(Page text)
────────────────────────────────────────
Question

Find the second derivative of the following function.
\[y=\sqrt[3]{\ln (\sin x)}\]

Answer 1

Hint: We have to differentiate the given function twice to get the second derivative. For getting the first derivative use the chain rule for differentiating the given function, which can be given as, $\left( f\left( g\left( x \right) \right) \right)'=f'\left( g\left( x \right) \right).g'\left( x \right)$ and also apply the formulas $\dfrac{d}{dx}{{x}^{n}}=n{{x}^{n-1}},\dfrac{d}{dx}\sin x=\cos x,\dfrac{d}{dx}\ln x=\dfrac{1}{x},\dfrac{d}{dx}\cos x=-\sin x$. You will get First derivative, then differentiate again to using multiplication Rule and division Rule of differentiation to get the final answer.

Complete step by step answer:
We have the given equation/function as
\[y={{(\ln (\sin x))}^{1/3}}-(1)\]
Here, we need to apply chain rule for the differentiation of equation (1) as the given function is an implicit function i.e. combination of two or more functions.
As, we know the differentiation of implicit function is done in following way: -
\[\dfrac{d}{dx}f\left( g\left( x \right) \right)={{\left( f\left( g\left( x \right) \right) \right)}^{'}}={{f}^{'}}\left( g\left( x \right) \right){{g}^{'}}\left( x \right)-(2)\]
Applying the chain rule as expressed in equation with the differentiation of equation (1)
────────────────────────────────────────
Boxed element entries
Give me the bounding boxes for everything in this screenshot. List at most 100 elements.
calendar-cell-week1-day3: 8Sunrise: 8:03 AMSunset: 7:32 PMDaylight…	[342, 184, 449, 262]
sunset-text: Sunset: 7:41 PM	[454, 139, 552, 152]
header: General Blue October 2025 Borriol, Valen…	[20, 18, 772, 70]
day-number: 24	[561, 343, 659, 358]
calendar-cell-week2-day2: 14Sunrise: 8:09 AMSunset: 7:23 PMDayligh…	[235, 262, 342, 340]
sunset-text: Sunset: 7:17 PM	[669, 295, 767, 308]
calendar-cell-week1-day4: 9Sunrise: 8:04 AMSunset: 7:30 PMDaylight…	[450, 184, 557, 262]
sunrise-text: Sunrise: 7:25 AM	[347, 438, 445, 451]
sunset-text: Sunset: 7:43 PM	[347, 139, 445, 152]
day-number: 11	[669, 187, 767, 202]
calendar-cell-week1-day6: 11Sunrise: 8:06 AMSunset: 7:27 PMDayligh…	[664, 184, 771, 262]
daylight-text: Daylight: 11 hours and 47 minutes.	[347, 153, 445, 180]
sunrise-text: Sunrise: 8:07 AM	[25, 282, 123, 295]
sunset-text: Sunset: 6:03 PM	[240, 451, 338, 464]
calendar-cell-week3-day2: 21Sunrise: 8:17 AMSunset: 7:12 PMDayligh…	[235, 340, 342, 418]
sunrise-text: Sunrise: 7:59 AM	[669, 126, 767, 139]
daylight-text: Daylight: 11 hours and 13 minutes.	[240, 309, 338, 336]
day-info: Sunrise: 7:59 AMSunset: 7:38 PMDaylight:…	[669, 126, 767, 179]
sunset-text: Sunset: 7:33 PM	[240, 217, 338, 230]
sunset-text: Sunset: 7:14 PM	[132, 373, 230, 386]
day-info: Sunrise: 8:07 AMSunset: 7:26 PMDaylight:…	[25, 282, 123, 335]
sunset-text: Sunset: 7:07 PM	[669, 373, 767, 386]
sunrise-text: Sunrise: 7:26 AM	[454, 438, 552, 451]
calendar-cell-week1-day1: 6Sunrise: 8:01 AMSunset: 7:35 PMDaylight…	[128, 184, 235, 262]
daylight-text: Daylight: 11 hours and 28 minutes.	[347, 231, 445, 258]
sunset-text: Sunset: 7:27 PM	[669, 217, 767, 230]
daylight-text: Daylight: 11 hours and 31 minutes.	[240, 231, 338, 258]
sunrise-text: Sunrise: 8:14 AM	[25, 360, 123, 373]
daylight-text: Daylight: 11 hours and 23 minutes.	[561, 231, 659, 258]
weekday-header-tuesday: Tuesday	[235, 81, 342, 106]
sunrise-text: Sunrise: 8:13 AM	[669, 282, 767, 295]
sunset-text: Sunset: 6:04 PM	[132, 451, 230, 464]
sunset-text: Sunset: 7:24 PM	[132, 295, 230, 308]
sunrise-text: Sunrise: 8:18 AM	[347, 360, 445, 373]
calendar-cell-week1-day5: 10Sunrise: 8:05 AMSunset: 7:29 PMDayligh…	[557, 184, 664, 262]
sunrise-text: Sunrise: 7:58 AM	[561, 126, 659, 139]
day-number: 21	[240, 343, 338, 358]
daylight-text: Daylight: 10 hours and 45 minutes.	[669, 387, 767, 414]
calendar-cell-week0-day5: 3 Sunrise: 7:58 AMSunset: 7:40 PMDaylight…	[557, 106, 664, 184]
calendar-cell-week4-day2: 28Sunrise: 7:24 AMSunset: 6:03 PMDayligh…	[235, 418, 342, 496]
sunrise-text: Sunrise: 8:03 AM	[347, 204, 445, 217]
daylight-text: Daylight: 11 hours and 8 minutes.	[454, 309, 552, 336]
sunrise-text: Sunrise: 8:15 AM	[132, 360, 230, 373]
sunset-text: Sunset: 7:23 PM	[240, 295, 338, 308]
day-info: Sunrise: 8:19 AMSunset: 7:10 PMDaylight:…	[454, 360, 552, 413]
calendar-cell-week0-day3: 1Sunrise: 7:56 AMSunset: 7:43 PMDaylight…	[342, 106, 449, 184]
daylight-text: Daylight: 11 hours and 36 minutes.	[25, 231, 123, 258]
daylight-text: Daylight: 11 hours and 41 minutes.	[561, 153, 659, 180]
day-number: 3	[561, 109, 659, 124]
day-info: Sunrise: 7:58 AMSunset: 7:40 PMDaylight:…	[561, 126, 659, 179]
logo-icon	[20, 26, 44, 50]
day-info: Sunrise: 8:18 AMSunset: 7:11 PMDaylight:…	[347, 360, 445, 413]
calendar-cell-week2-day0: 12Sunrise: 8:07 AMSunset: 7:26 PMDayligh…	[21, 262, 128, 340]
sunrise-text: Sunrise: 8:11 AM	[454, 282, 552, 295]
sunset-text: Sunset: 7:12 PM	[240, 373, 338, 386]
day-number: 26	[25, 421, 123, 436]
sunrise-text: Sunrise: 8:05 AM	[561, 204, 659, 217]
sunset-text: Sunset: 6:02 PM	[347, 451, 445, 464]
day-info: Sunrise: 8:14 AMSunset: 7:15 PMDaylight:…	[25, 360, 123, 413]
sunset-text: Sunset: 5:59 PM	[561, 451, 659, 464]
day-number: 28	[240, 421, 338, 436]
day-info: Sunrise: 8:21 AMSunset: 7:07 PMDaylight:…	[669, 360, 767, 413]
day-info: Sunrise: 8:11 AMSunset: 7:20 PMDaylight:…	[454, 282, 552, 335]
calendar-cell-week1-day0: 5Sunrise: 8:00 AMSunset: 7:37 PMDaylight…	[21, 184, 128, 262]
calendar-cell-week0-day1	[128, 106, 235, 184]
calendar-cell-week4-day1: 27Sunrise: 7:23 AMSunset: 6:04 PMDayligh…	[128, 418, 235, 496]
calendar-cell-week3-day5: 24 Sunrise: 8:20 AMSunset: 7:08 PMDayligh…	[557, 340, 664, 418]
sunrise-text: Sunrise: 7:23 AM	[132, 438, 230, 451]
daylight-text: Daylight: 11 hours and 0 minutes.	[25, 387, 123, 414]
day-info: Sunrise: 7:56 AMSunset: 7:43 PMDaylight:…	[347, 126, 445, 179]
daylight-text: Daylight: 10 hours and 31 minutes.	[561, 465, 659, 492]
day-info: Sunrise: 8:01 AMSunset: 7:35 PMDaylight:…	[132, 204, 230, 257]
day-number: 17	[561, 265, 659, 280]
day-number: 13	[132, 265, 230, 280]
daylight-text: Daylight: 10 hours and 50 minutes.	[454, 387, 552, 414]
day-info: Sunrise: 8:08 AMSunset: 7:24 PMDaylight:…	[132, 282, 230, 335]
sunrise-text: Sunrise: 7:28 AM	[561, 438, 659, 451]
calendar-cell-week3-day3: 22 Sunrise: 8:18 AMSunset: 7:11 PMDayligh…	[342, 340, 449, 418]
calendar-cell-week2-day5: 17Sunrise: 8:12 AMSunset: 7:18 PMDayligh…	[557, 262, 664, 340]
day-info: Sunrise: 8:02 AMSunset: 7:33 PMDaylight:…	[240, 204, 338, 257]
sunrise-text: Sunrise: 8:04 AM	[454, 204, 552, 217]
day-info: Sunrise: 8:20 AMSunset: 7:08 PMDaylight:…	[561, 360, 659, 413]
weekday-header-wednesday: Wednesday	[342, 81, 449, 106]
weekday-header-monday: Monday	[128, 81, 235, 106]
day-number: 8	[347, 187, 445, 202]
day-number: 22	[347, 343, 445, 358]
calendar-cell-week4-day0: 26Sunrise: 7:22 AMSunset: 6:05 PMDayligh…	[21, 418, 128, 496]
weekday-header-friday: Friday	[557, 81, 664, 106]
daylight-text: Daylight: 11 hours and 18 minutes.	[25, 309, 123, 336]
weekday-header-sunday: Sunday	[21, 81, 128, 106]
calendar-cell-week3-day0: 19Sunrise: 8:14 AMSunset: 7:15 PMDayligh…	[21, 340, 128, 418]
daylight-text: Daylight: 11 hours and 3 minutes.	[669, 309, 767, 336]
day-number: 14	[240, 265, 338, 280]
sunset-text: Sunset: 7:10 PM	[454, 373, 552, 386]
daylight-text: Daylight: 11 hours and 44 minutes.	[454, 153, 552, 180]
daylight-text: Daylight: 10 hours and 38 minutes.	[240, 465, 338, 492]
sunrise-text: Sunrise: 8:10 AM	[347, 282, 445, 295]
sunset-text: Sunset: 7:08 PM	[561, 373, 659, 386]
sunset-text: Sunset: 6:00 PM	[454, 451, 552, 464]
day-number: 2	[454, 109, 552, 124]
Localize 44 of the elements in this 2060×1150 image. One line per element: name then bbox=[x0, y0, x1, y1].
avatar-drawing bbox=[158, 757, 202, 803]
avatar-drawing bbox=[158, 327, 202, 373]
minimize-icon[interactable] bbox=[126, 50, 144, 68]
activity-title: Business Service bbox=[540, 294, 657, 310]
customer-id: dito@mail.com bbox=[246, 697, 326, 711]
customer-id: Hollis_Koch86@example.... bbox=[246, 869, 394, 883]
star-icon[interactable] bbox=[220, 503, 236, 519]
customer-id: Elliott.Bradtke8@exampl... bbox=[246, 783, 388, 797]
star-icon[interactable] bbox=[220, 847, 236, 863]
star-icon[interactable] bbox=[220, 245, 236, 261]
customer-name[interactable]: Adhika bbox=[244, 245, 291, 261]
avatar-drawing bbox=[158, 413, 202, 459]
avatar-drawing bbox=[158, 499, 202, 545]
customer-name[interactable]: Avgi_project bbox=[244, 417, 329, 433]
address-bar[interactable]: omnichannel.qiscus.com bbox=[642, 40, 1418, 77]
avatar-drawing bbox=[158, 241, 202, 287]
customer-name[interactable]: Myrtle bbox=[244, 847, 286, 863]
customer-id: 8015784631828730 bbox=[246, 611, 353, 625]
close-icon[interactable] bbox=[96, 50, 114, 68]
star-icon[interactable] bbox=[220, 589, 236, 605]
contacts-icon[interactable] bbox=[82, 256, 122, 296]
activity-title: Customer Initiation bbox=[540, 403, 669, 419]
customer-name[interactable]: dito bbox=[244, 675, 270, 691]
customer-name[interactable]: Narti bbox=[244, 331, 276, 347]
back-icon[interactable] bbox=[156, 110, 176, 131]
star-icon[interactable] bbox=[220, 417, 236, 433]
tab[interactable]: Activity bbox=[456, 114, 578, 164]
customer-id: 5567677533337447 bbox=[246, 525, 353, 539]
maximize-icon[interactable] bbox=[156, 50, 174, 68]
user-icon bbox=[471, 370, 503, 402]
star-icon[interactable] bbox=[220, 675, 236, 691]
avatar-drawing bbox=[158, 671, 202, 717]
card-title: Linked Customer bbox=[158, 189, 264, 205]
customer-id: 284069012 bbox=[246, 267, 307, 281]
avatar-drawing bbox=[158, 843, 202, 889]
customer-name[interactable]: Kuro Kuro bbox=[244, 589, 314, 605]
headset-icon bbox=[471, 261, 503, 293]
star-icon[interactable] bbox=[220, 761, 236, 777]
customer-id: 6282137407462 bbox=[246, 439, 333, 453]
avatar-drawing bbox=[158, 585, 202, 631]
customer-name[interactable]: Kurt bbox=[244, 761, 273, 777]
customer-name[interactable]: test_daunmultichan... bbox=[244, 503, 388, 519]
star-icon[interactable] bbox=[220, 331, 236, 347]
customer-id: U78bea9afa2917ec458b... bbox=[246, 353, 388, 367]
────────────────────────────────────────
(What you have to do) Reproduce the part of the second-derivative solution between "Find the second" and "the final answer.", inclusive.

(The output)
Find the second derivative of the following function.
\[y=\sqrt[3]{\ln (\sin x)}\]

Answer 1

Hint: We have to differentiate the given function twice to get the second derivative. For getting the first derivative use the chain rule for differentiating the given function, which can be given as, $\left( f\left( g\left( x \right) \right) \right)'=f'\left( g\left( x \right) \right).g'\left( x \right)$ and also apply the formulas $\dfrac{d}{dx}{{x}^{n}}=n{{x}^{n-1}},\dfrac{d}{dx}\sin x=\cos x,\dfrac{d}{dx}\ln x=\dfrac{1}{x},\dfrac{d}{dx}\cos x=-\sin x$. You will get First derivative, then differentiate again to using multiplication Rule and division Rule of differentiation to get the final answer.